→ **Aim of the exercise**: Rewrite the lines of every entry with "bounding boxes" changed to "bounding rectangles", keeping everything else the same, and leave the pictures out of your answer.

→ **Visual layout records**:
** Begin **
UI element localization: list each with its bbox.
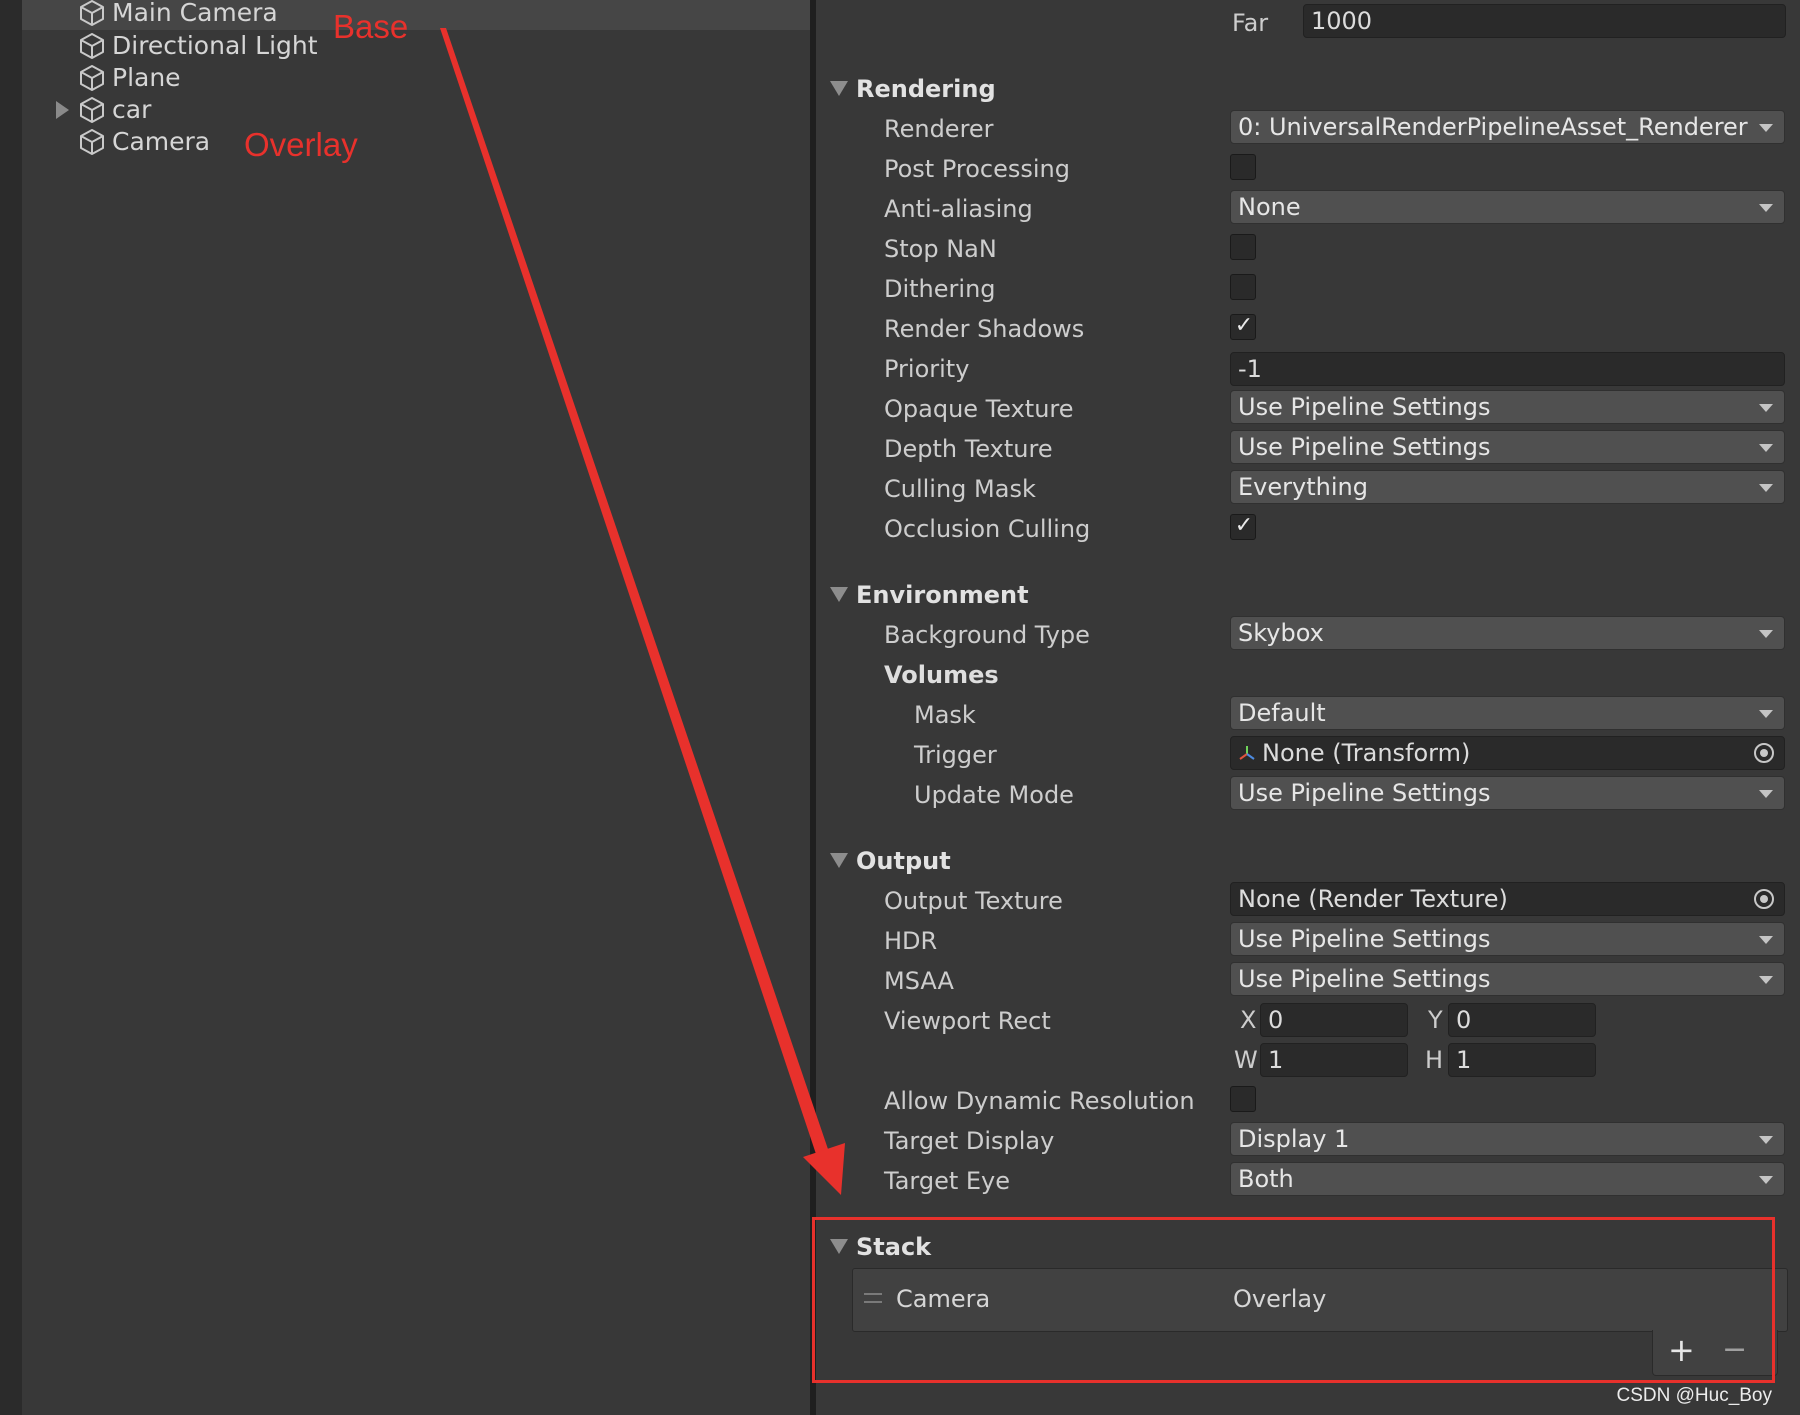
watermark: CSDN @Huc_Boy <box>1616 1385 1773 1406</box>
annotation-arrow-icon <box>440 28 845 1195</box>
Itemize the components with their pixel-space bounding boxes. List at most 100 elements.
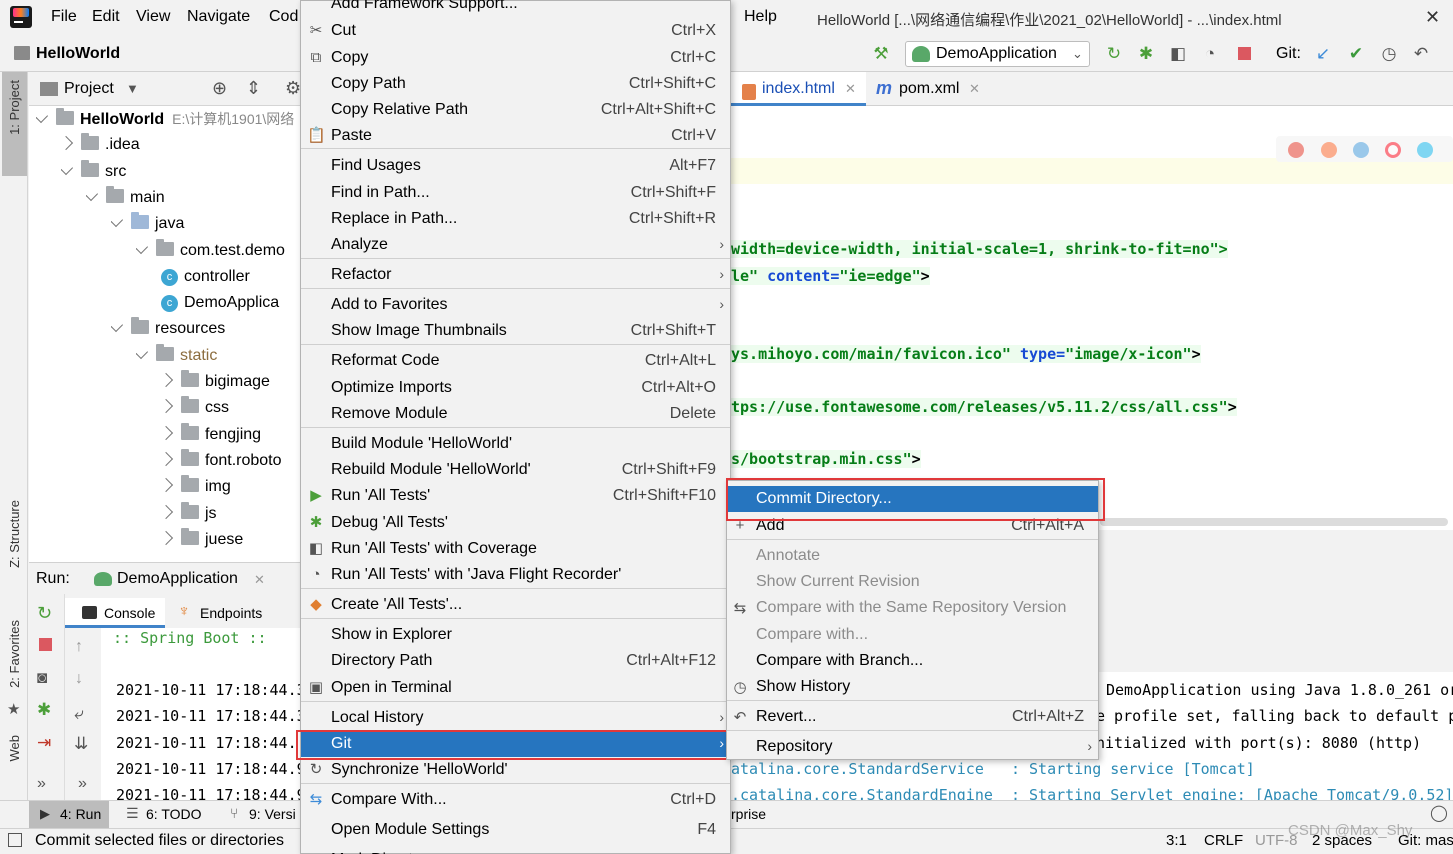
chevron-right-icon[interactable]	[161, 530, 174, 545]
** End **
→ **Response**:
UI element localization: list each with its bbox.
watermark: CSDN @Huc_Boy <box>1616 1385 1773 1406</box>
annotation-arrow-icon <box>440 28 845 1195</box>
Itemize the components with their pixel-space bounding rectangles. List at most 100 elements.
chevron-right-icon[interactable]	[161, 530, 174, 545]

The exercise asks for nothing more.